:: Given exercise ::
Set down the material once more, exactly as it appears.

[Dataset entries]
----
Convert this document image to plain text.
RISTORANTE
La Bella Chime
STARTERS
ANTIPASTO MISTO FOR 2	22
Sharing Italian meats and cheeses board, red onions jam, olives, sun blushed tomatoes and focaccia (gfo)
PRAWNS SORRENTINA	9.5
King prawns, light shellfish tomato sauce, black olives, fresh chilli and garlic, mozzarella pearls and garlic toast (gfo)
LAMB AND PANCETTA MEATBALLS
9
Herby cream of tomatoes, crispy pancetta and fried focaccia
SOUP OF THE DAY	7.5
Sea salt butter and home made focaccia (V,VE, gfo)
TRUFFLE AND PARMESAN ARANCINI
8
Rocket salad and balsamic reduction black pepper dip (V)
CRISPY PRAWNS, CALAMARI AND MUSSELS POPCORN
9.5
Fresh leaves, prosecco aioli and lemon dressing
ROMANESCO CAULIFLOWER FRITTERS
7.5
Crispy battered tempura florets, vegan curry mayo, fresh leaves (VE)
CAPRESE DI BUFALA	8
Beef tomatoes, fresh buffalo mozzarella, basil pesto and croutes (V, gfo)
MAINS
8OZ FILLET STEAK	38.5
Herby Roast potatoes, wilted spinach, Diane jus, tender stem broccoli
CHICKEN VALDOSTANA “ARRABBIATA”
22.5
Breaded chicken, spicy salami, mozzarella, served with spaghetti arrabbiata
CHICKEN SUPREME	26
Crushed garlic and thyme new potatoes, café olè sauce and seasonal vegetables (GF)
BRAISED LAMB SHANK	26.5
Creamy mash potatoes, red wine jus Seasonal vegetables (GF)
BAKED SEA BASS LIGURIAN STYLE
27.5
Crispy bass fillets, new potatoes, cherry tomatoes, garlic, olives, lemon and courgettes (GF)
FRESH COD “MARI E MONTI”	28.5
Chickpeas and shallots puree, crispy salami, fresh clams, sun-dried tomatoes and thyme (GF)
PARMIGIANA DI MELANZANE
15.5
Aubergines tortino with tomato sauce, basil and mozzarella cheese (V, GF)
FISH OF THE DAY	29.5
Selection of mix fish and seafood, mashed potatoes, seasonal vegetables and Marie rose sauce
----
:: Complete response ::
Convert this document image to plain text.
RISTORANTE
La Bella Chime
STARTERS
ANTIPASTO MISTO FOR 2	22
Sharing Italian meats and cheeses board, red onions jam, olives, sun blushed tomatoes and focaccia (gfo)
PRAWNS SORRENTINA	9.5
King prawns, light shellfish tomato sauce, black olives, fresh chilli and garlic, mozzarella pearls and garlic toast (gfo)
LAMB AND PANCETTA MEATBALLS
9
Herby cream of tomatoes, crispy pancetta and fried focaccia
SOUP OF THE DAY	7.5
Sea salt butter and home made focaccia (V,VE, gfo)
TRUFFLE AND PARMESAN ARANCINI
8
Rocket salad and balsamic reduction black pepper dip (V)
CRISPY PRAWNS, CALAMARI AND MUSSELS POPCORN
9.5
Fresh leaves, prosecco aioli and lemon dressing
ROMANESCO CAULIFLOWER FRITTERS
7.5
Crispy battered tempura florets, vegan curry mayo, fresh leaves (VE)
CAPRESE DI BUFALA	8
Beef tomatoes, fresh buffalo mozzarella, basil pesto and croutes (V, gfo)
MAINS
8OZ FILLET STEAK	38.5
Herby Roast potatoes, wilted spinach, Diane jus, tender stem broccoli
CHICKEN VALDOSTANA “ARRABBIATA”
22.5
Breaded chicken, spicy salami, mozzarella, served with spaghetti arrabbiata
CHICKEN SUPREME	26
Crushed garlic and thyme new potatoes, café olè sauce and seasonal vegetables (GF)
BRAISED LAMB SHANK	26.5
Creamy mash potatoes, red wine jus Seasonal vegetables (GF)
BAKED SEA BASS LIGURIAN STYLE
27.5
Crispy bass fillets, new potatoes, cherry tomatoes, garlic, olives, lemon and courgettes (GF)
FRESH COD “MARI E MONTI”	28.5
Chickpeas and shallots puree, crispy salami, fresh clams, sun-dried tomatoes and thyme (GF)
PARMIGIANA DI MELANZANE
15.5
Aubergines tortino with tomato sauce, basil and mozzarella cheese (V, GF)
FISH OF THE DAY	29.5
Selection of mix fish and seafood, mashed potatoes, seasonal vegetables and Marie rose sauce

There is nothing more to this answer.